YOUR TASK:
Show every line that has the string "type" in it.

Figure collection entries:
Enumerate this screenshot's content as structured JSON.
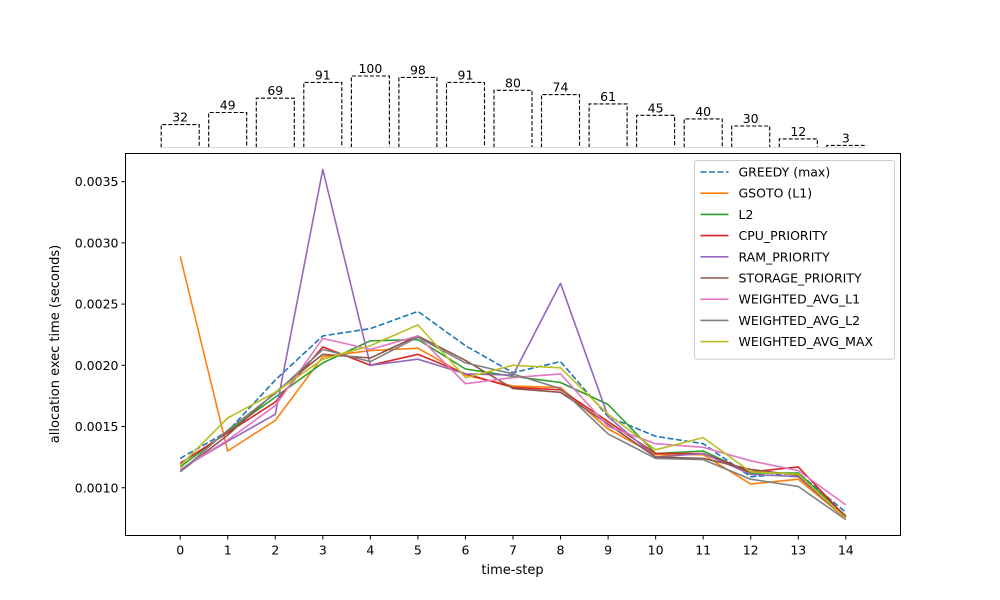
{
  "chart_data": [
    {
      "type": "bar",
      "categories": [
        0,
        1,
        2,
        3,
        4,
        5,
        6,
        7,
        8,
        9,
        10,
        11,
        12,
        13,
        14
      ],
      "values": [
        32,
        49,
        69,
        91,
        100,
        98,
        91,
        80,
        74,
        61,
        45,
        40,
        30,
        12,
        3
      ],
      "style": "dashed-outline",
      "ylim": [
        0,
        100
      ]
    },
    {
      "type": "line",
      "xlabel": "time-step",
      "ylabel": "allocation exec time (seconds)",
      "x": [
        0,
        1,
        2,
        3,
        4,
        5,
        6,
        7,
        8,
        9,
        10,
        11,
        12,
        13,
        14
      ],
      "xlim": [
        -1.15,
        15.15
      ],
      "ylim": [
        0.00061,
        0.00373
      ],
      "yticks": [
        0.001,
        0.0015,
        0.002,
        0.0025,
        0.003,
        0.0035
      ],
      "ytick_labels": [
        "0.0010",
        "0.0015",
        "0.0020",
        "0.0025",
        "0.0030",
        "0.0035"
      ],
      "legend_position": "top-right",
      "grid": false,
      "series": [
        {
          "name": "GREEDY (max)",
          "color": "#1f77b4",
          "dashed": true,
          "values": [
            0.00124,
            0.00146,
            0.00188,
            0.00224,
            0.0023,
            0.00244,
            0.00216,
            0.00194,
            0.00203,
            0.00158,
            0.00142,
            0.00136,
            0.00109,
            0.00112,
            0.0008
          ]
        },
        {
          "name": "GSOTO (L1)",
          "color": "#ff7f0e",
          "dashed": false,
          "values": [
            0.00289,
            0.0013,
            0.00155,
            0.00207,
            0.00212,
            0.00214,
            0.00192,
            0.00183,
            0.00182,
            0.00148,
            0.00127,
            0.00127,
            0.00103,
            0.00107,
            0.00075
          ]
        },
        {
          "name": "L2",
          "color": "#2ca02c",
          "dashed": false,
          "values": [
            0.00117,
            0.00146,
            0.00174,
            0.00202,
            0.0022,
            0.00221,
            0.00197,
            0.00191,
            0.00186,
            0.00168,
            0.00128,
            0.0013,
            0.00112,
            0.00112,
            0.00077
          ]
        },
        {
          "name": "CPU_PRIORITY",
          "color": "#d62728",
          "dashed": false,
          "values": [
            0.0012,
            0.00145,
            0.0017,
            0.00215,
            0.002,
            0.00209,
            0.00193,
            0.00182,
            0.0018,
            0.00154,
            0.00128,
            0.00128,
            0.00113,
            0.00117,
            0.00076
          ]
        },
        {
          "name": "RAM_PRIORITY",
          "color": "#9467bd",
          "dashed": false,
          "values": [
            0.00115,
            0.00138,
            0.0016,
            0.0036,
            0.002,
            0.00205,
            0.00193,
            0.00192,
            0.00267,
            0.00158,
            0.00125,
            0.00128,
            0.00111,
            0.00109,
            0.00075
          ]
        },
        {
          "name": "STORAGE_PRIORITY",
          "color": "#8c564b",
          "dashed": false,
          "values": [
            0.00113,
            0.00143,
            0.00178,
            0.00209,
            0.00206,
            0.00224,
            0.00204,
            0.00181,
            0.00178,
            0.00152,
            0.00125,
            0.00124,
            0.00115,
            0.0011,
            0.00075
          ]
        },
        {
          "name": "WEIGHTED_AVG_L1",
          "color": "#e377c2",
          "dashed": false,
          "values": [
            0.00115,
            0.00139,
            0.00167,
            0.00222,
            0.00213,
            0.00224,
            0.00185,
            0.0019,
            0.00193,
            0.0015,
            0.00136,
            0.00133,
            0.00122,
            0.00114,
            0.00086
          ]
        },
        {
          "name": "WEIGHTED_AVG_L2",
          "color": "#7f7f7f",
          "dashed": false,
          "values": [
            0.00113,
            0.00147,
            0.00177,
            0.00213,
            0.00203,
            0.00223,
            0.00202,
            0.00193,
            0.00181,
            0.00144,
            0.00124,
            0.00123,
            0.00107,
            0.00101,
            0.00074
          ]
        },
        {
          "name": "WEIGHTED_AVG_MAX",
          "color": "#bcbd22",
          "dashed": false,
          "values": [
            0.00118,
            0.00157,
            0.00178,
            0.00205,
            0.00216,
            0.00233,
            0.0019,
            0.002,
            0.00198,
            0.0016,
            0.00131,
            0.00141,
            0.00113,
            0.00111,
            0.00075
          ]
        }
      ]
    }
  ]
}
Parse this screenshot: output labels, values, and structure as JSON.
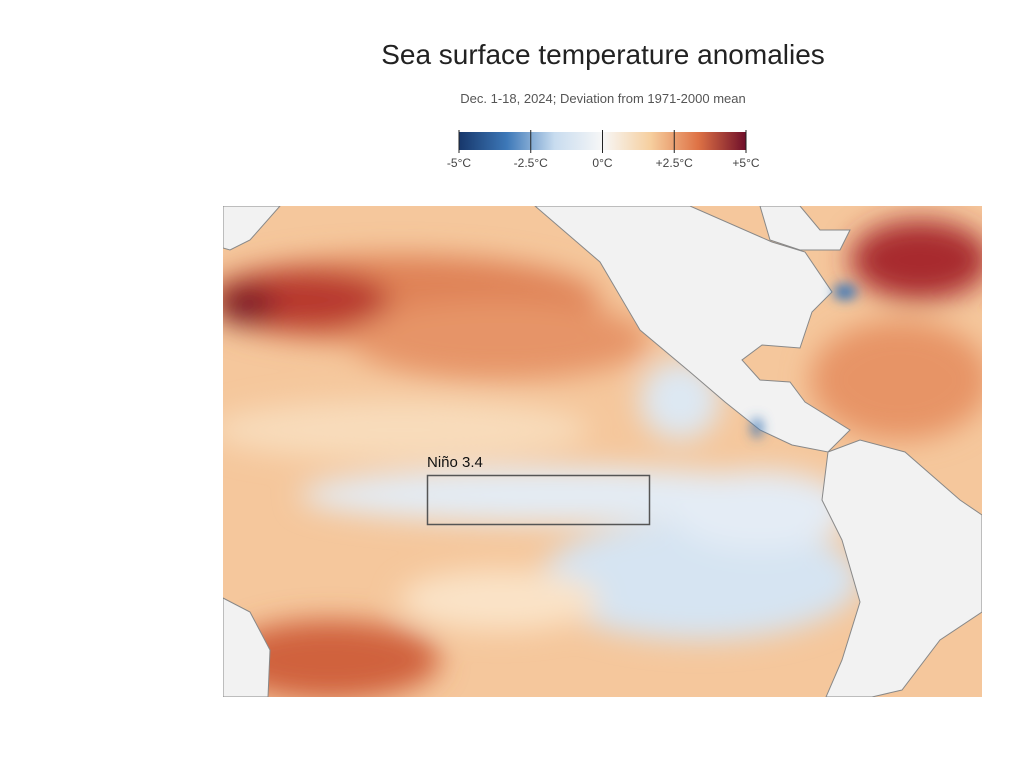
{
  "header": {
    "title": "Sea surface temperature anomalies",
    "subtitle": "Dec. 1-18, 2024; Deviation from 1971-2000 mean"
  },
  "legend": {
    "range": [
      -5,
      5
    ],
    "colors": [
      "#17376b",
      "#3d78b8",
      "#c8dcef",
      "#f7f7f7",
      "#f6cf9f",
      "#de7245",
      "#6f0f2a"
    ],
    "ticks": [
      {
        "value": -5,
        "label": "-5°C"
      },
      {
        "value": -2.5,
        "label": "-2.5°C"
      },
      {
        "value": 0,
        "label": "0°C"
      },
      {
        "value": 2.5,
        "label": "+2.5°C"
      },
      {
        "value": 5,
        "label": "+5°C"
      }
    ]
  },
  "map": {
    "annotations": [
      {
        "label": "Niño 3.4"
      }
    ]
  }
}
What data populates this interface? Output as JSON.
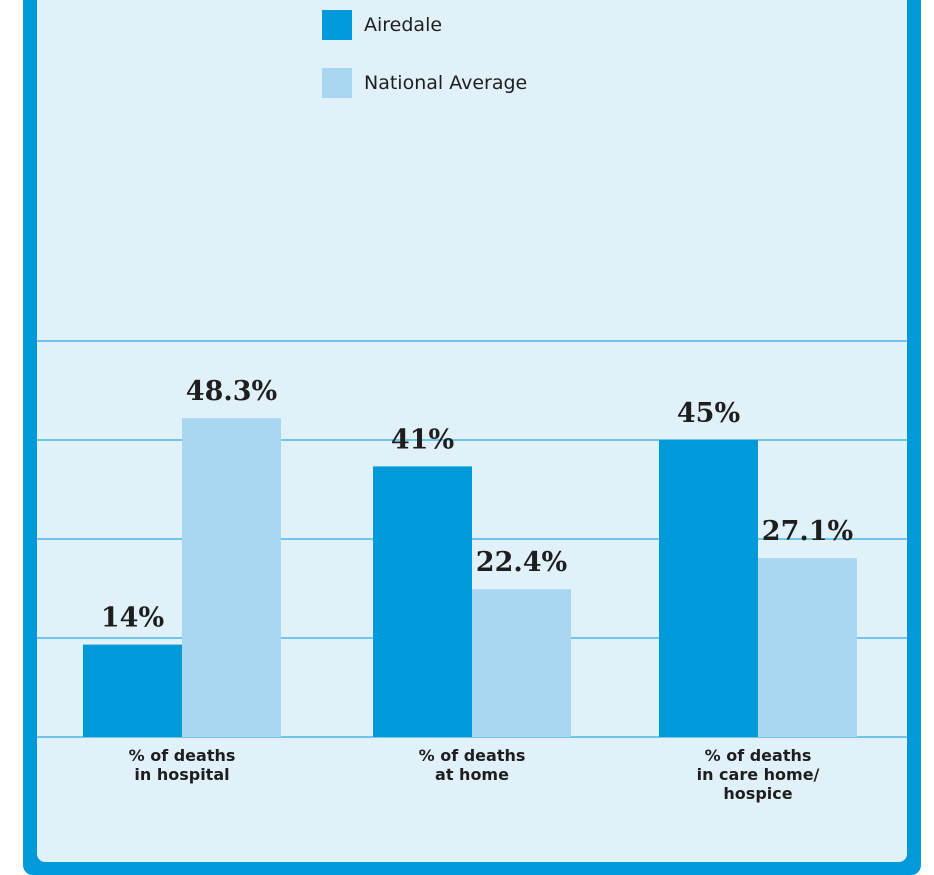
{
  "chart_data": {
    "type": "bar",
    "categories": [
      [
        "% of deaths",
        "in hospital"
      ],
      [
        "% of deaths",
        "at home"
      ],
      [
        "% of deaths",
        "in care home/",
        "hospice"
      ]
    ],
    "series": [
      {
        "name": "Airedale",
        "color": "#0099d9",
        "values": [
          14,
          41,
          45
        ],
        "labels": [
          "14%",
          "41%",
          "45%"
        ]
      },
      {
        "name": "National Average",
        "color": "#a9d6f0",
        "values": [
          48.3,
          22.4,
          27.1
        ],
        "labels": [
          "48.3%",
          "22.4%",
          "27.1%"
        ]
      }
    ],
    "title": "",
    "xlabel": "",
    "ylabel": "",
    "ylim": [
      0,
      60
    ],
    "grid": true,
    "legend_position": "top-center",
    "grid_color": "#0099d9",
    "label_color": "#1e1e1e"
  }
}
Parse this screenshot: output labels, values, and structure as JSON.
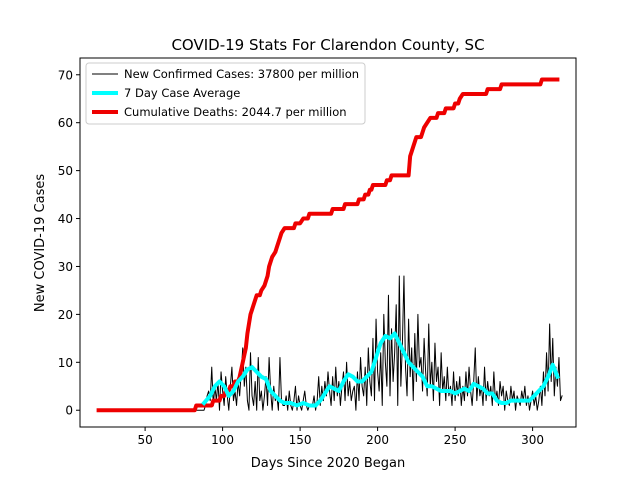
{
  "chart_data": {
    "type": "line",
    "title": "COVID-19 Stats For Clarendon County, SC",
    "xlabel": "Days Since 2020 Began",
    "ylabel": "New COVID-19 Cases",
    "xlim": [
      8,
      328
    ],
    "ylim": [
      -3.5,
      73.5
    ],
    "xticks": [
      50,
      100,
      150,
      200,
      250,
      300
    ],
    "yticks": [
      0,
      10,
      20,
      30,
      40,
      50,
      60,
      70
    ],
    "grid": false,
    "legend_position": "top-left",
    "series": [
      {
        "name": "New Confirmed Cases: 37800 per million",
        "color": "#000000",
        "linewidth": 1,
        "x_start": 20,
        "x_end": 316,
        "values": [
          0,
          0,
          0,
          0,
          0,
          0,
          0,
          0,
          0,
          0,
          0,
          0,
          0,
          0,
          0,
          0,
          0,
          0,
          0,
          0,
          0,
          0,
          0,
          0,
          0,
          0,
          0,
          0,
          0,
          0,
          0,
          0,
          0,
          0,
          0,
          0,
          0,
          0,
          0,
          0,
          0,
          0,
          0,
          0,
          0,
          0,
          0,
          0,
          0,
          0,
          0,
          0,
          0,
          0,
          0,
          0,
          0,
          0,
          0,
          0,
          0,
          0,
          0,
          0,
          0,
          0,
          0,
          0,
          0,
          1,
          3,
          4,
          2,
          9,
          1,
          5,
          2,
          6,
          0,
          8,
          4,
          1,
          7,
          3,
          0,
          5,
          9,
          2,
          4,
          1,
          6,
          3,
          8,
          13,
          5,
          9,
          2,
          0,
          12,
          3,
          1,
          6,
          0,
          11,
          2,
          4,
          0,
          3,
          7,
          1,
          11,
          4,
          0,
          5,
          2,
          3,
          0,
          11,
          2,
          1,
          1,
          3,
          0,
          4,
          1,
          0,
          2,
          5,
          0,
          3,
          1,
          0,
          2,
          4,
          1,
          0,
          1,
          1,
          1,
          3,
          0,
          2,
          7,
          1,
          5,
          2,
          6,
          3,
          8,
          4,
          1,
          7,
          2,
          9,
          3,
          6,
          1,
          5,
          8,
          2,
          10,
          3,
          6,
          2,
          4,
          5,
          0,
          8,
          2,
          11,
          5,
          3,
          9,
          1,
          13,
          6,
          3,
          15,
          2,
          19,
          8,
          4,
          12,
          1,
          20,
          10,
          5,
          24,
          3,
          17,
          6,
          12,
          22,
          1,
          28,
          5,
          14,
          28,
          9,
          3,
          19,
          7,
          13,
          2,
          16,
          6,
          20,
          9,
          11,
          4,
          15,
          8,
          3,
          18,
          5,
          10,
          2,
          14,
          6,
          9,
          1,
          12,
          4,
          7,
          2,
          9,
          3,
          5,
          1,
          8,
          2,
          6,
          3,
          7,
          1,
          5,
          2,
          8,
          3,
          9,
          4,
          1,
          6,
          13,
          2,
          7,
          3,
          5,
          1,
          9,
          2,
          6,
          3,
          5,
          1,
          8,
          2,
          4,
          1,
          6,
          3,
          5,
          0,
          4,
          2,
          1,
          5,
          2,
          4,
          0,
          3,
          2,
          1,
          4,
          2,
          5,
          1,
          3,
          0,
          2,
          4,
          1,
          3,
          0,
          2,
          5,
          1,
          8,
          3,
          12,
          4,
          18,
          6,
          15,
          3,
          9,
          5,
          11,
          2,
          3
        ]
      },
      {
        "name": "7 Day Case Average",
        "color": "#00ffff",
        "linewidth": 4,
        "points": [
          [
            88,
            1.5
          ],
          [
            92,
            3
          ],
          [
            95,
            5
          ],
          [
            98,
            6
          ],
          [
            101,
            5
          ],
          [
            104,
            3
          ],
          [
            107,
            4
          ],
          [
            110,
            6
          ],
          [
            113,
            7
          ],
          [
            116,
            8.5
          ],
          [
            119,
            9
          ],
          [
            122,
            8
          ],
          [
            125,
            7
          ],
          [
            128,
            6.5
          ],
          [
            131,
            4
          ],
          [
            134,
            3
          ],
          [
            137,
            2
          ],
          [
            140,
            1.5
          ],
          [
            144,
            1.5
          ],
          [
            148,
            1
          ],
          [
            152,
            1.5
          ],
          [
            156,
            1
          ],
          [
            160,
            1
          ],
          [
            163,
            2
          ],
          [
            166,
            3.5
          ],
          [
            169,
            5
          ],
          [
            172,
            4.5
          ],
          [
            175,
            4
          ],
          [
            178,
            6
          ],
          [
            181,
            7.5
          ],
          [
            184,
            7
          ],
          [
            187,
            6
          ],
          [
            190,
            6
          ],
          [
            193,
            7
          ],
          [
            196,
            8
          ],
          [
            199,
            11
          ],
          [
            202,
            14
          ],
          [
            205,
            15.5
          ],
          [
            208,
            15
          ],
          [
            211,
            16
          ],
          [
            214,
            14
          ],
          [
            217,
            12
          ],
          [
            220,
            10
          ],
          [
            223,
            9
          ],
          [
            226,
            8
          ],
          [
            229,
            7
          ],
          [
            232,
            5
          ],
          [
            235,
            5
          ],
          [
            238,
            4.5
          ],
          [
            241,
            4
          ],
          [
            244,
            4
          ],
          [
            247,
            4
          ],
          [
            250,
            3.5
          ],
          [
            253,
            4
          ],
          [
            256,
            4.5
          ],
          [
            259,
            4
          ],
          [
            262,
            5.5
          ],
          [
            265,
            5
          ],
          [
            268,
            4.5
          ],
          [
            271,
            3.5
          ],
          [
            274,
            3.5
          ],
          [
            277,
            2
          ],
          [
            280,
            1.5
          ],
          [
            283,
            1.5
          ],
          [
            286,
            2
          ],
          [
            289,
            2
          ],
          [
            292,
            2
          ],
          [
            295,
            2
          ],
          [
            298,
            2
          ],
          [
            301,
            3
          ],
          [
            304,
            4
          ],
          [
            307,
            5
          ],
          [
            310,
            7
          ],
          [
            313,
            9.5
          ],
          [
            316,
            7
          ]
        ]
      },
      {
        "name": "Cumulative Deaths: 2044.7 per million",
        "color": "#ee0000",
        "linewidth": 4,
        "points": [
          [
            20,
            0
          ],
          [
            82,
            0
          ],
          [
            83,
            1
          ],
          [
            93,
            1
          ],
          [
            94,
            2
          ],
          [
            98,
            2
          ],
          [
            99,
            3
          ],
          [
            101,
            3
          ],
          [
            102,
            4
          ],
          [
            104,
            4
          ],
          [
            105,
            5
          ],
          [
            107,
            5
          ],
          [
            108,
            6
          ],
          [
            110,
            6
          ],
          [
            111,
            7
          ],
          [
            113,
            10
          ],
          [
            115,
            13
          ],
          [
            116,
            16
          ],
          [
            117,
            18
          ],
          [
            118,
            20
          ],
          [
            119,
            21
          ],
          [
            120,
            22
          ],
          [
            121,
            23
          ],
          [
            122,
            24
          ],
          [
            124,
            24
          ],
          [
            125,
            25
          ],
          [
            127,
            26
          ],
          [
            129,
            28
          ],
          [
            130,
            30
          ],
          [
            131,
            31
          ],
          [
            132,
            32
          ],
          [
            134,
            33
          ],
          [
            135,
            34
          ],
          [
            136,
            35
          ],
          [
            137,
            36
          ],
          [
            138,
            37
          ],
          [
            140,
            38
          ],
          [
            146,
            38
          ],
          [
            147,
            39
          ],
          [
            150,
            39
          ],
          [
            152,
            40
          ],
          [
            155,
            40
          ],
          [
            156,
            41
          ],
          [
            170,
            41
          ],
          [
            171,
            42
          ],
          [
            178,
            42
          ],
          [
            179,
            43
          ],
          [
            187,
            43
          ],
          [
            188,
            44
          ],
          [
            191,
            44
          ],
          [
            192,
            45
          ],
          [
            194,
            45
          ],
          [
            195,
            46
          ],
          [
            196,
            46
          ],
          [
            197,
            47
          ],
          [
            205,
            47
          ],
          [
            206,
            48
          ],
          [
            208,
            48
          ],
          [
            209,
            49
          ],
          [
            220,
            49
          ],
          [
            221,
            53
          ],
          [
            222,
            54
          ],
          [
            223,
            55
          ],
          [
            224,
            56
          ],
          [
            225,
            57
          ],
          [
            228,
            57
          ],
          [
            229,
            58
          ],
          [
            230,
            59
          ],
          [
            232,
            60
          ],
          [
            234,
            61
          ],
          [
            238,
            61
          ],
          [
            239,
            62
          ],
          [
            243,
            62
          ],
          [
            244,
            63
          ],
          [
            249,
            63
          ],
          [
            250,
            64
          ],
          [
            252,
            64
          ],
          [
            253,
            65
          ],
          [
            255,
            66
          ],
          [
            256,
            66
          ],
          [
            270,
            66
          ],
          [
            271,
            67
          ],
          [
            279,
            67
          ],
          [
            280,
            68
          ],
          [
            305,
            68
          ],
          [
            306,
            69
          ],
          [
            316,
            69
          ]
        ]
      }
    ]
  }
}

SOLVED EXERCISE:
      "type": "bar",
      "type": "line",
    "type": "bar",
    "type": "line",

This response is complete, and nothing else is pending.